● **WHAT IS REQUIRED**
Write out exactly the lines running from the one with "Enumerate this screenshot's content" to the end of the data, including both of those lines and excluding pictures.

:: DATA FOR PROCESSING

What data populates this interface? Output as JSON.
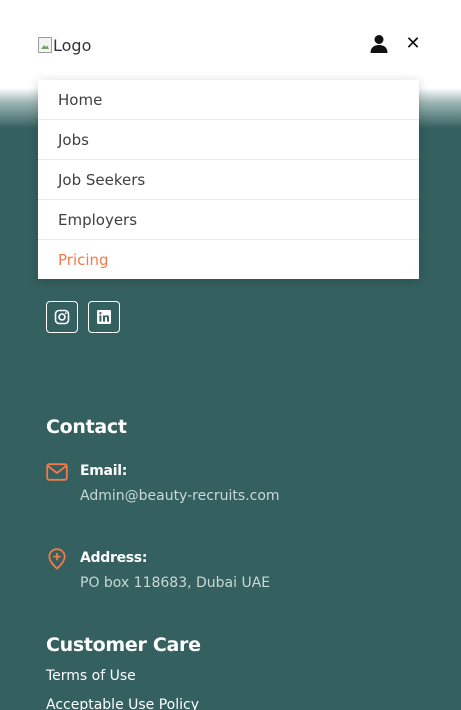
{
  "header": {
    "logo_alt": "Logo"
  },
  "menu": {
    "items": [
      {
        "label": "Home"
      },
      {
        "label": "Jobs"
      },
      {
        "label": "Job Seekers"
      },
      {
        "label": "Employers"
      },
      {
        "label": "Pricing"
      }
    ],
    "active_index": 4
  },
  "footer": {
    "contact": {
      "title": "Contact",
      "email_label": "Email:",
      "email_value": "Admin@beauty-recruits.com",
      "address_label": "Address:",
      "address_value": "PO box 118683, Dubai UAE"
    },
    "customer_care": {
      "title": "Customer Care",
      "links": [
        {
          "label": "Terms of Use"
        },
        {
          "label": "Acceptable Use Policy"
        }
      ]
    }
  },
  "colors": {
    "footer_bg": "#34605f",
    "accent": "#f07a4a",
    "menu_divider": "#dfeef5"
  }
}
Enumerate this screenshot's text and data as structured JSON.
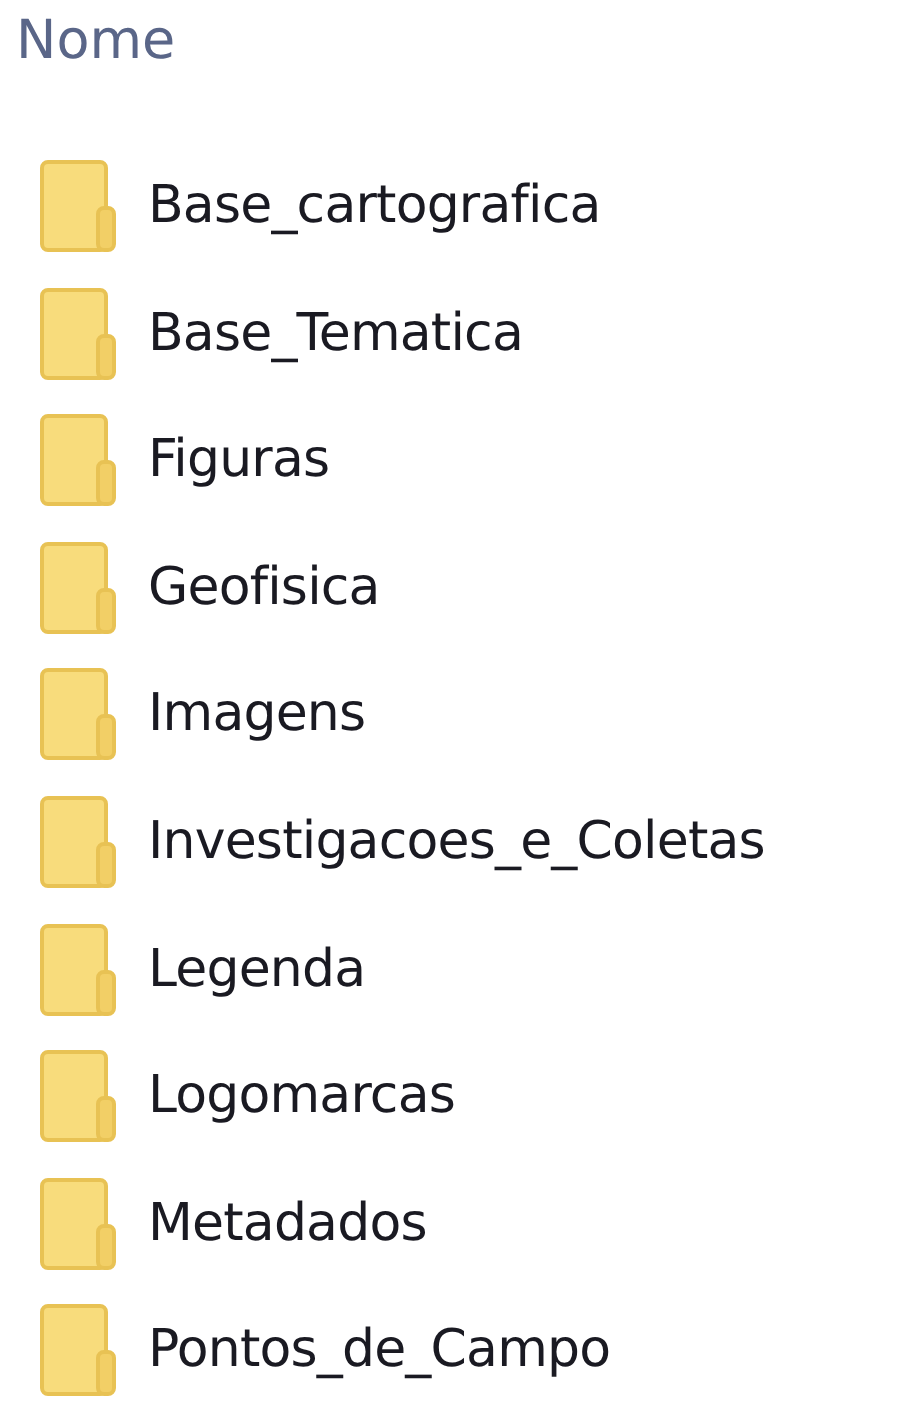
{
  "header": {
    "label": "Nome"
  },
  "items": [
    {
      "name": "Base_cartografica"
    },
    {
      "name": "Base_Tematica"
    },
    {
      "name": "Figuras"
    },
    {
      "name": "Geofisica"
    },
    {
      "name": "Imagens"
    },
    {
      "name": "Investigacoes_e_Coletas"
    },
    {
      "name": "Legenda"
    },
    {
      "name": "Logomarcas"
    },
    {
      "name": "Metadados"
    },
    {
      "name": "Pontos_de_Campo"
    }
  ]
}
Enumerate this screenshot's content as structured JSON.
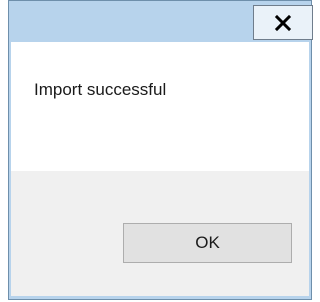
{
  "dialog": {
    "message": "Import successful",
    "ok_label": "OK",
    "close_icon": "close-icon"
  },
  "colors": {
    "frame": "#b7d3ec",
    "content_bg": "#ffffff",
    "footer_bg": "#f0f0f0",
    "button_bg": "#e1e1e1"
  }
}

::::

● **WRITTEN ANSWER**
Enumerate this screenshot's content as structured JSON.
{
  "dialog": {
    "message": "Import successful",
    "ok_label": "OK",
    "close_icon": "close-icon"
  },
  "colors": {
    "frame": "#b7d3ec",
    "content_bg": "#ffffff",
    "footer_bg": "#f0f0f0",
    "button_bg": "#e1e1e1"
  }
}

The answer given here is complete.